Return the listing below exactly, with the pictures dropped.

==== Dataset content

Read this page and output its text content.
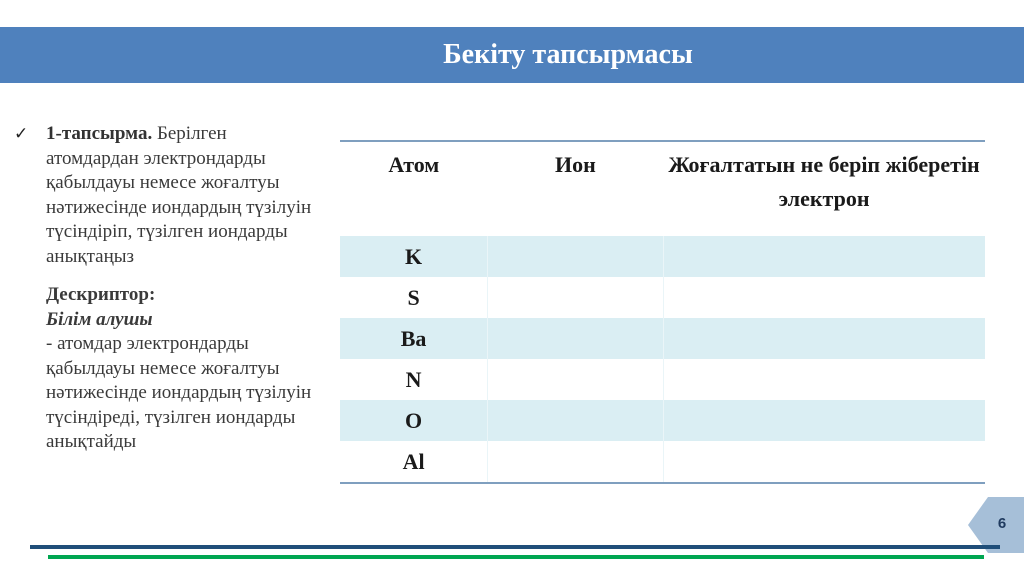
Бекіту тапсырмасы
✓ 1-тапсырма. Берілген атомдардан электрондарды қабылдауы немесе жоғалтуы нәтижесінде иондардың түзілуін түсіндіріп, түзілген иондарды анықтаңыз
Дескриптор:
Білім алушы
- атомдар электрондарды қабылдауы немесе жоғалтуы нәтижесінде иондардың түзілуін түсіндіреді, түзілген иондарды анықтайды
Атом	Ион	Жоғалтатын не беріп жіберетін электрон
K		
S		
Ba		
N		
O		
Al		
6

========

### Response
Read this page and output its text content.
Бекіту тапсырмасы
✓ 1-тапсырма. Берілген атомдардан электрондарды қабылдауы немесе жоғалтуы нәтижесінде иондардың түзілуін түсіндіріп, түзілген иондарды анықтаңыз
Дескриптор:
Білім алушы
- атомдар электрондарды қабылдауы немесе жоғалтуы нәтижесінде иондардың түзілуін түсіндіреді, түзілген иондарды анықтайды
Атом	Ион	Жоғалтатын не беріп жіберетін электрон
K		
S		
Ba		
N		
O		
Al		
6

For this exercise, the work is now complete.